_SOURCE DOCUMENT_.
OK. So I'm in online school. Frankly my mentor is much help so I guess that's why we call them mentors and not teacher. My mom isn't very good at Algebra. So since I don't have a teacher like those in public school it's harder to learn some subjects. Algebra obviously by the question is my problem. I'm working on Quadratics and I'm so stuck. I'll write out two kinds of problems I'm working on and I would very much appreciate it if someone could show me step by step how to solve each problem so I can understand what I'm doing to finish the lessons and tests.
Question 1. Enter the smaller solution of this equation.
5y-14= -y^2
Question 2. I have no clue how to write out the mutlple choice questions so I can just descirbe what it's asking. I have to choose the correct way to represent the solution using the quadratic formula.
2x^2+x-6=0
Thanks in advance for the help. It's much appreciated.
9 Answers
- PuzzlingLv 71 decade agoFavorite Answer
Both of these are problems that can be solved with the quadratic formula, as long as you get them in the form:
Ax² + Bx + C = 0
QUESTION 1:
Add y² to both sides:
y² + 5y - 14 = 0
You could easily solve this with factoring:
(y - 2)(y + 7) = 0
y = 2
or
y = -7
The smaller solution is -7. However, the problem specifically asks you to use the quadratic formula.
a = 1
b = 5
c = -14
...... -5 ± √(5² - 4(1)(-14))

_ENTRIES_.
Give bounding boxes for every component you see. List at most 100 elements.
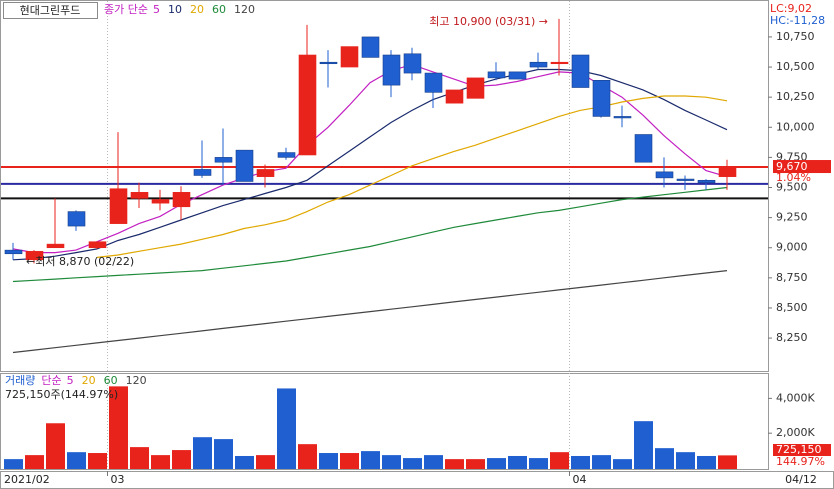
volume-legend-entry: 20 [82,374,96,387]
stock-name: 현대그린푸드 [20,4,81,17]
y-tick-label: 8,250 [776,331,808,344]
legend-prefix: 종가 단순 [104,3,148,16]
candle-body [25,251,44,261]
time-axis [0,471,834,489]
price-label: 9,670 [776,160,808,173]
y-tick-label: 10,250 [776,90,815,103]
ma-line [12,270,728,354]
candle-body [592,79,611,117]
volume-bar [340,453,359,469]
volume-bar [403,458,422,469]
volume-bar [718,455,737,469]
candle-body [67,211,86,227]
volume-legend-entry: 5 [67,374,74,387]
candle-body [109,188,128,224]
x-tick-label: 04/12 [785,473,817,486]
candle-body [214,157,233,163]
candle-body [613,116,632,119]
volume-bar [67,452,86,469]
x-tick-label: 04 [573,473,587,486]
legend-entry: 60 [212,3,226,16]
volume-bar [46,423,65,469]
volume-bar [550,452,569,469]
ma-line [12,186,728,283]
candle-body [235,149,254,182]
x-tick-label: 03 [111,473,125,486]
candle-body [424,72,443,93]
volume-legend-entry: 60 [104,374,118,387]
hc-label: HC:-11,28 [770,14,825,27]
volume-bar [634,421,653,469]
candle-body [151,199,170,204]
candle-body [634,134,653,163]
volume-summary: 725,150주(144.97%) [5,388,118,401]
candle-body [697,179,716,183]
candle-body [4,249,23,255]
candle-body [277,152,296,158]
candle-body [403,53,422,74]
candle-body [193,169,212,176]
volume-bar [424,455,443,469]
volume-title: 거래량 [5,374,35,387]
stock-name-box [3,2,98,19]
volume-bar [508,455,527,469]
candle-body [256,169,275,177]
volume-bar [655,448,674,469]
y-tick-label: 2,000K [776,426,815,439]
x-tick-label: 2021/02 [4,473,50,486]
candle-body [298,54,317,156]
y-tick-label: 10,000 [776,120,815,133]
legend-entry: 120 [234,3,255,16]
volume-bar [214,439,233,469]
volume-bar [88,453,107,469]
volume-bar [277,388,296,469]
volume-bar [256,455,275,469]
high-annotation: 최고 10,900 (03/31) → [429,15,548,28]
volume-bar [592,455,611,469]
candle-body [361,36,380,58]
volume-bar [25,455,44,469]
y-tick-label: 8,500 [776,301,808,314]
volume-bar [109,386,128,469]
volume-legend-entry: 120 [126,374,147,387]
lc-label: LC:9,02 [770,2,812,15]
ma-line [12,68,728,261]
candle-body [445,89,464,104]
y-tick-label: 10,750 [776,30,815,43]
legend-entry: 5 [153,3,160,16]
low-annotation: ←최저 8,870 (02/22) [26,255,134,268]
volume-bar [466,459,485,469]
candle-body [571,54,590,88]
volume-label-box [773,444,831,456]
y-tick-label: 9,250 [776,211,808,224]
volume-bar [487,458,506,469]
candle-body [487,71,506,79]
volume-bar [298,444,317,469]
candle-body [655,171,674,179]
candle-body [718,166,737,177]
change-label: 1.04% [776,171,811,184]
volume-bar [172,450,191,469]
candle-body [88,241,107,249]
volume-bar [676,452,695,469]
candle-body [466,77,485,99]
y-tick-label: 9,000 [776,241,808,254]
legend-entry: 10 [168,3,182,16]
volume-bar [361,451,380,469]
volume-last-label: 725,150 [776,443,822,456]
volume-bar [613,459,632,469]
candle-body [676,178,695,181]
candle-body [550,61,569,65]
volume-bar [445,459,464,469]
ma-line [96,95,728,258]
volume-bar [697,455,716,469]
volume-bar [382,455,401,469]
volume-bar [319,453,338,469]
candle-body [130,192,149,199]
legend-entry: 20 [190,3,204,16]
volume-last-ratio: 144.97% [776,455,825,468]
volume-bar [151,455,170,469]
candle-body [382,54,401,86]
volume-bar [193,437,212,469]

_JOB_.
Write out, word for word, everything in the forum thread on quadratic equations from "Question 1. Enter" down to "using the quadratic formula.".

_EXERCISE OUTPUT_.
Question 1. Enter the smaller solution of this equation.
5y-14= -y^2
Question 2. I have no clue how to write out the mutlple choice questions so I can just descirbe what it's asking. I have to choose the correct way to represent the solution using the quadratic formula.